Excerpts from a figure dataset
○ ○ ○

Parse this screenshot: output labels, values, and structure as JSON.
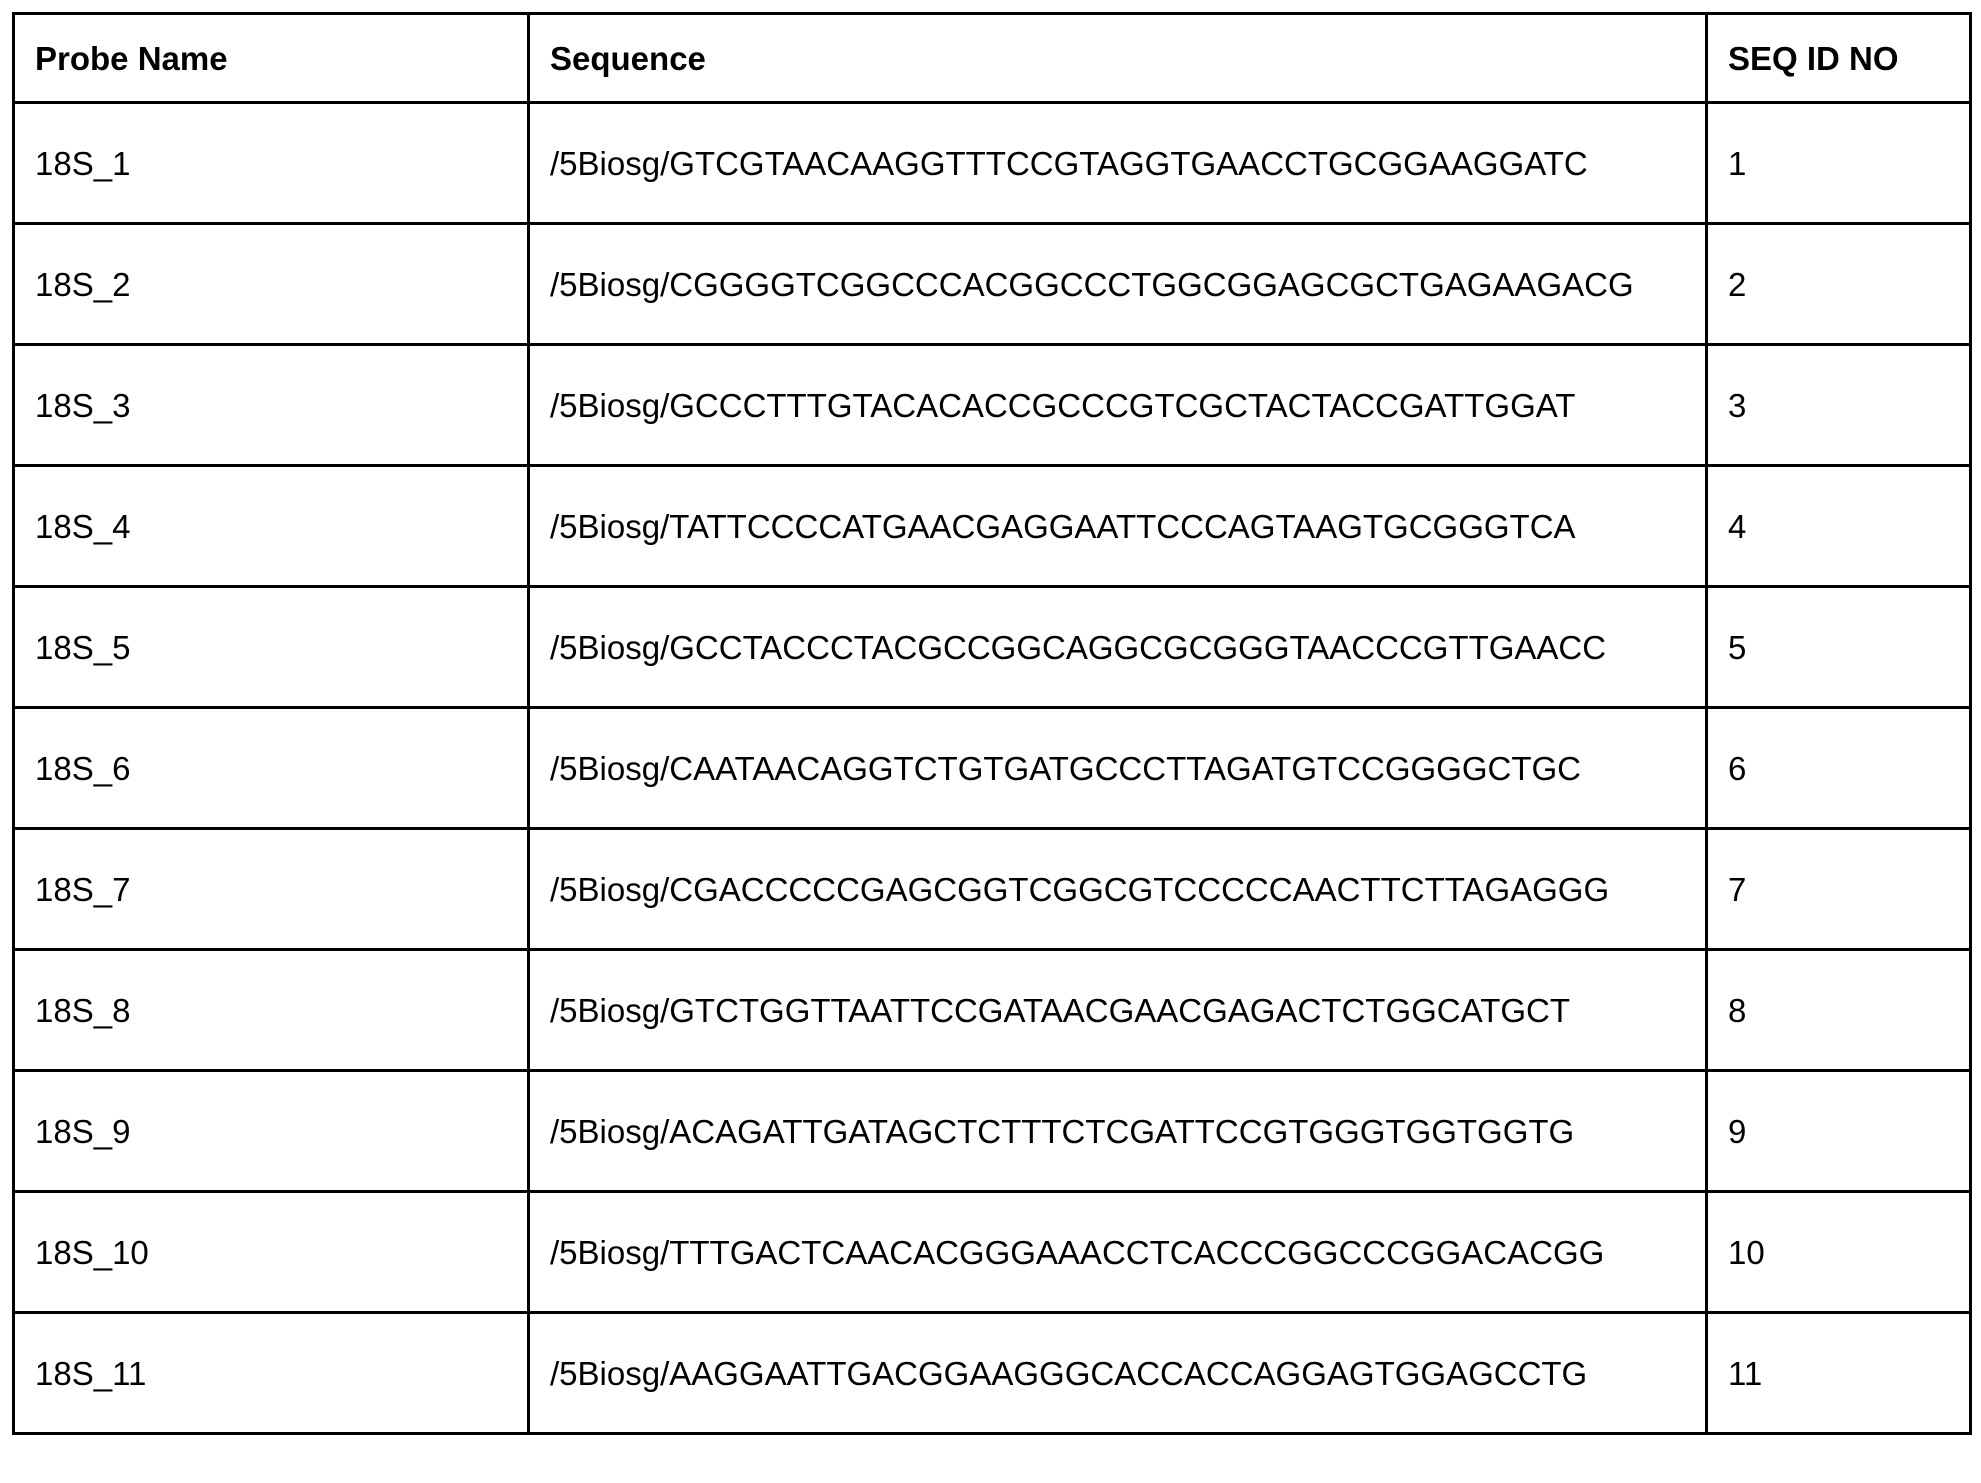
{
  "table": {
    "headers": [
      "Probe Name",
      "Sequence",
      "SEQ ID NO"
    ],
    "rows": [
      {
        "name": "18S_1",
        "sequence": "/5Biosg/GTCGTAACAAGGTTTCCGTAGGTGAACCTGCGGAAGGATC",
        "seq_id": "1"
      },
      {
        "name": "18S_2",
        "sequence": "/5Biosg/CGGGGTCGGCCCACGGCCCTGGCGGAGCGCTGAGAAGACG",
        "seq_id": "2"
      },
      {
        "name": "18S_3",
        "sequence": "/5Biosg/GCCCTTTGTACACACCGCCCGTCGCTACTACCGATTGGAT",
        "seq_id": "3"
      },
      {
        "name": "18S_4",
        "sequence": "/5Biosg/TATTCCCCATGAACGAGGAATTCCCAGTAAGTGCGGGTCA",
        "seq_id": "4"
      },
      {
        "name": "18S_5",
        "sequence": "/5Biosg/GCCTACCCTACGCCGGCAGGCGCGGGTAACCCGTTGAACC",
        "seq_id": "5"
      },
      {
        "name": "18S_6",
        "sequence": "/5Biosg/CAATAACAGGTCTGTGATGCCCTTAGATGTCCGGGGCTGC",
        "seq_id": "6"
      },
      {
        "name": "18S_7",
        "sequence": "/5Biosg/CGACCCCCGAGCGGTCGGCGTCCCCCAACTTCTTAGAGGG",
        "seq_id": "7"
      },
      {
        "name": "18S_8",
        "sequence": "/5Biosg/GTCTGGTTAATTCCGATAACGAACGAGACTCTGGCATGCT",
        "seq_id": "8"
      },
      {
        "name": "18S_9",
        "sequence": "/5Biosg/ACAGATTGATAGCTCTTTCTCGATTCCGTGGGTGGTGGTG",
        "seq_id": "9"
      },
      {
        "name": "18S_10",
        "sequence": "/5Biosg/TTTGACTCAACACGGGAAACCTCACCCGGCCCGGACACGG",
        "seq_id": "10"
      },
      {
        "name": "18S_11",
        "sequence": "/5Biosg/AAGGAATTGACGGAAGGGCACCACCAGGAGTGGAGCCTG",
        "seq_id": "11"
      }
    ]
  }
}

○ ○ ○

== PROBLEM DETAILS ==
Restate the whole listing above exactly, please, omitting every image.

== REPLY TO THE EXERCISE ==
Parse this screenshot: output labels, values, and structure as JSON.
{
  "table": {
    "headers": [
      "Probe Name",
      "Sequence",
      "SEQ ID NO"
    ],
    "rows": [
      {
        "name": "18S_1",
        "sequence": "/5Biosg/GTCGTAACAAGGTTTCCGTAGGTGAACCTGCGGAAGGATC",
        "seq_id": "1"
      },
      {
        "name": "18S_2",
        "sequence": "/5Biosg/CGGGGTCGGCCCACGGCCCTGGCGGAGCGCTGAGAAGACG",
        "seq_id": "2"
      },
      {
        "name": "18S_3",
        "sequence": "/5Biosg/GCCCTTTGTACACACCGCCCGTCGCTACTACCGATTGGAT",
        "seq_id": "3"
      },
      {
        "name": "18S_4",
        "sequence": "/5Biosg/TATTCCCCATGAACGAGGAATTCCCAGTAAGTGCGGGTCA",
        "seq_id": "4"
      },
      {
        "name": "18S_5",
        "sequence": "/5Biosg/GCCTACCCTACGCCGGCAGGCGCGGGTAACCCGTTGAACC",
        "seq_id": "5"
      },
      {
        "name": "18S_6",
        "sequence": "/5Biosg/CAATAACAGGTCTGTGATGCCCTTAGATGTCCGGGGCTGC",
        "seq_id": "6"
      },
      {
        "name": "18S_7",
        "sequence": "/5Biosg/CGACCCCCGAGCGGTCGGCGTCCCCCAACTTCTTAGAGGG",
        "seq_id": "7"
      },
      {
        "name": "18S_8",
        "sequence": "/5Biosg/GTCTGGTTAATTCCGATAACGAACGAGACTCTGGCATGCT",
        "seq_id": "8"
      },
      {
        "name": "18S_9",
        "sequence": "/5Biosg/ACAGATTGATAGCTCTTTCTCGATTCCGTGGGTGGTGGTG",
        "seq_id": "9"
      },
      {
        "name": "18S_10",
        "sequence": "/5Biosg/TTTGACTCAACACGGGAAACCTCACCCGGCCCGGACACGG",
        "seq_id": "10"
      },
      {
        "name": "18S_11",
        "sequence": "/5Biosg/AAGGAATTGACGGAAGGGCACCACCAGGAGTGGAGCCTG",
        "seq_id": "11"
      }
    ]
  }
}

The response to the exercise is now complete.